(WORK TO COMPLETE)
The records below must be copied in full; omit the images.

EXERCISE MATERIALS start

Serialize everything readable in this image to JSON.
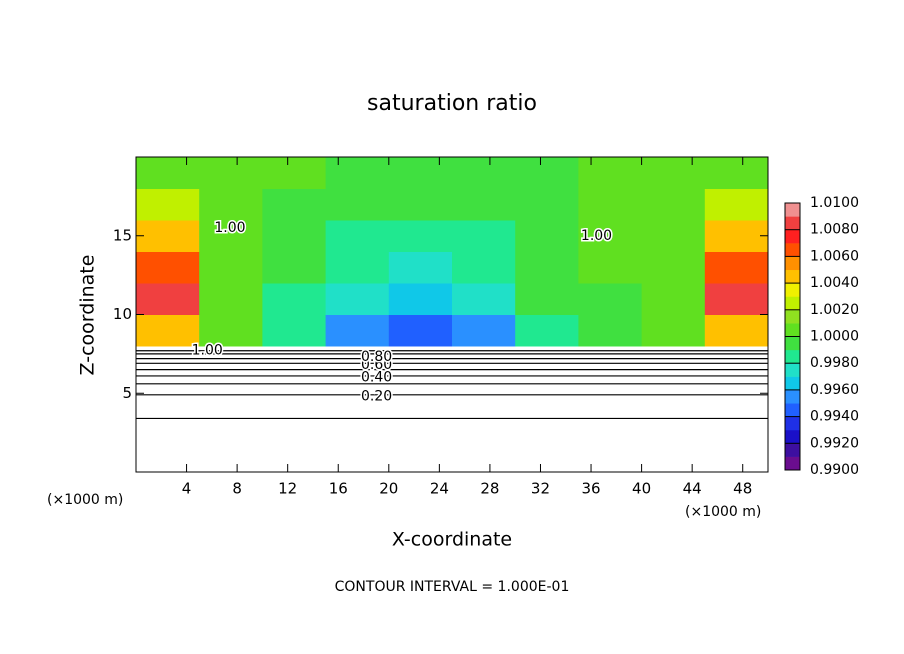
{
  "chart_data": {
    "type": "heatmap",
    "title": "saturation ratio",
    "xlabel": "X-coordinate",
    "ylabel": "Z-coordinate",
    "x_unit_left": "(×1000 m)",
    "x_unit_right": "(×1000 m)",
    "footer": "CONTOUR INTERVAL = 1.000E-01",
    "xlim": [
      0,
      50
    ],
    "ylim": [
      0,
      20
    ],
    "xticks": [
      4,
      8,
      12,
      16,
      20,
      24,
      28,
      32,
      36,
      40,
      44,
      48
    ],
    "yticks": [
      5,
      10,
      15
    ],
    "x_edges": [
      0,
      5,
      10,
      15,
      20,
      25,
      30,
      35,
      40,
      45,
      50
    ],
    "z_edges": [
      8,
      10,
      12,
      14,
      16,
      18,
      20
    ],
    "z_values": [
      [
        1.004,
        1.0,
        0.998,
        0.9955,
        0.994,
        0.995,
        0.998,
        0.999,
        1.0,
        1.004
      ],
      [
        1.009,
        1.001,
        0.9985,
        0.997,
        0.9965,
        0.997,
        0.999,
        0.9995,
        1.001,
        1.009
      ],
      [
        1.007,
        1.001,
        0.999,
        0.998,
        0.9975,
        0.998,
        0.999,
        1.0,
        1.001,
        1.007
      ],
      [
        1.005,
        1.001,
        0.9995,
        0.9985,
        0.998,
        0.9985,
        0.999,
        1.0,
        1.001,
        1.005
      ],
      [
        1.003,
        1.0,
        0.9995,
        0.999,
        0.999,
        0.999,
        0.9995,
        1.0,
        1.0,
        1.003
      ],
      [
        1.001,
        1.0,
        1.0,
        0.9995,
        0.9995,
        0.9995,
        0.9995,
        1.0,
        1.0,
        1.001
      ]
    ],
    "colorbar_lim": [
      0.99,
      1.01
    ],
    "colorbar_ticks": [
      {
        "value": 0.99,
        "label": "0.9900"
      },
      {
        "value": 0.992,
        "label": "0.9920"
      },
      {
        "value": 0.994,
        "label": "0.9940"
      },
      {
        "value": 0.996,
        "label": "0.9960"
      },
      {
        "value": 0.998,
        "label": "0.9980"
      },
      {
        "value": 1.0,
        "label": "1.0000"
      },
      {
        "value": 1.002,
        "label": "1.0020"
      },
      {
        "value": 1.004,
        "label": "1.0040"
      },
      {
        "value": 1.006,
        "label": "1.0060"
      },
      {
        "value": 1.008,
        "label": "1.0080"
      },
      {
        "value": 1.01,
        "label": "1.0100"
      }
    ],
    "colors": [
      "#6a0d8f",
      "#3d0fa0",
      "#1a10c8",
      "#1f30e6",
      "#2060ff",
      "#2a90ff",
      "#10c8e8",
      "#20e0c8",
      "#20e890",
      "#40e040",
      "#60e020",
      "#90e020",
      "#c0f000",
      "#f0f000",
      "#ffc000",
      "#ff9000",
      "#ff5000",
      "#ff2020",
      "#f04040",
      "#f09090"
    ],
    "contours": [
      {
        "level": 0.1,
        "z": 3.4
      },
      {
        "level": 0.2,
        "z": 4.9
      },
      {
        "level": 0.3,
        "z": 5.6
      },
      {
        "level": 0.4,
        "z": 6.1
      },
      {
        "level": 0.5,
        "z": 6.5
      },
      {
        "level": 0.6,
        "z": 6.9
      },
      {
        "level": 0.7,
        "z": 7.2
      },
      {
        "level": 0.8,
        "z": 7.5
      },
      {
        "level": 0.9,
        "z": 7.7
      }
    ],
    "contour_labels": [
      {
        "value": 0.2,
        "label": "0.20",
        "x": 17.8,
        "z": 4.8
      },
      {
        "value": 0.4,
        "label": "0.40",
        "x": 17.8,
        "z": 6.0
      },
      {
        "value": 0.6,
        "label": "0.60",
        "x": 17.8,
        "z": 6.8
      },
      {
        "value": 0.8,
        "label": "0.80",
        "x": 17.8,
        "z": 7.3
      },
      {
        "value": 1.0,
        "label": "1.00",
        "x": 4.4,
        "z": 7.7
      },
      {
        "value": 1.0,
        "label": "1.00",
        "x": 35.2,
        "z": 15.0
      },
      {
        "value": 1.0,
        "label": "1.00",
        "x": 6.2,
        "z": 15.5
      }
    ]
  }
}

EXERCISE MATERIALS end

(COMPLETED TASK)
Serialize everything readable in this image to JSON.
{
  "chart_data": {
    "type": "heatmap",
    "title": "saturation ratio",
    "xlabel": "X-coordinate",
    "ylabel": "Z-coordinate",
    "x_unit_left": "(×1000 m)",
    "x_unit_right": "(×1000 m)",
    "footer": "CONTOUR INTERVAL = 1.000E-01",
    "xlim": [
      0,
      50
    ],
    "ylim": [
      0,
      20
    ],
    "xticks": [
      4,
      8,
      12,
      16,
      20,
      24,
      28,
      32,
      36,
      40,
      44,
      48
    ],
    "yticks": [
      5,
      10,
      15
    ],
    "x_edges": [
      0,
      5,
      10,
      15,
      20,
      25,
      30,
      35,
      40,
      45,
      50
    ],
    "z_edges": [
      8,
      10,
      12,
      14,
      16,
      18,
      20
    ],
    "z_values": [
      [
        1.004,
        1.0,
        0.998,
        0.9955,
        0.994,
        0.995,
        0.998,
        0.999,
        1.0,
        1.004
      ],
      [
        1.009,
        1.001,
        0.9985,
        0.997,
        0.9965,
        0.997,
        0.999,
        0.9995,
        1.001,
        1.009
      ],
      [
        1.007,
        1.001,
        0.999,
        0.998,
        0.9975,
        0.998,
        0.999,
        1.0,
        1.001,
        1.007
      ],
      [
        1.005,
        1.001,
        0.9995,
        0.9985,
        0.998,
        0.9985,
        0.999,
        1.0,
        1.001,
        1.005
      ],
      [
        1.003,
        1.0,
        0.9995,
        0.999,
        0.999,
        0.999,
        0.9995,
        1.0,
        1.0,
        1.003
      ],
      [
        1.001,
        1.0,
        1.0,
        0.9995,
        0.9995,
        0.9995,
        0.9995,
        1.0,
        1.0,
        1.001
      ]
    ],
    "colorbar_lim": [
      0.99,
      1.01
    ],
    "colorbar_ticks": [
      {
        "value": 0.99,
        "label": "0.9900"
      },
      {
        "value": 0.992,
        "label": "0.9920"
      },
      {
        "value": 0.994,
        "label": "0.9940"
      },
      {
        "value": 0.996,
        "label": "0.9960"
      },
      {
        "value": 0.998,
        "label": "0.9980"
      },
      {
        "value": 1.0,
        "label": "1.0000"
      },
      {
        "value": 1.002,
        "label": "1.0020"
      },
      {
        "value": 1.004,
        "label": "1.0040"
      },
      {
        "value": 1.006,
        "label": "1.0060"
      },
      {
        "value": 1.008,
        "label": "1.0080"
      },
      {
        "value": 1.01,
        "label": "1.0100"
      }
    ],
    "colors": [
      "#6a0d8f",
      "#3d0fa0",
      "#1a10c8",
      "#1f30e6",
      "#2060ff",
      "#2a90ff",
      "#10c8e8",
      "#20e0c8",
      "#20e890",
      "#40e040",
      "#60e020",
      "#90e020",
      "#c0f000",
      "#f0f000",
      "#ffc000",
      "#ff9000",
      "#ff5000",
      "#ff2020",
      "#f04040",
      "#f09090"
    ],
    "contours": [
      {
        "level": 0.1,
        "z": 3.4
      },
      {
        "level": 0.2,
        "z": 4.9
      },
      {
        "level": 0.3,
        "z": 5.6
      },
      {
        "level": 0.4,
        "z": 6.1
      },
      {
        "level": 0.5,
        "z": 6.5
      },
      {
        "level": 0.6,
        "z": 6.9
      },
      {
        "level": 0.7,
        "z": 7.2
      },
      {
        "level": 0.8,
        "z": 7.5
      },
      {
        "level": 0.9,
        "z": 7.7
      }
    ],
    "contour_labels": [
      {
        "value": 0.2,
        "label": "0.20",
        "x": 17.8,
        "z": 4.8
      },
      {
        "value": 0.4,
        "label": "0.40",
        "x": 17.8,
        "z": 6.0
      },
      {
        "value": 0.6,
        "label": "0.60",
        "x": 17.8,
        "z": 6.8
      },
      {
        "value": 0.8,
        "label": "0.80",
        "x": 17.8,
        "z": 7.3
      },
      {
        "value": 1.0,
        "label": "1.00",
        "x": 4.4,
        "z": 7.7
      },
      {
        "value": 1.0,
        "label": "1.00",
        "x": 35.2,
        "z": 15.0
      },
      {
        "value": 1.0,
        "label": "1.00",
        "x": 6.2,
        "z": 15.5
      }
    ]
  }
}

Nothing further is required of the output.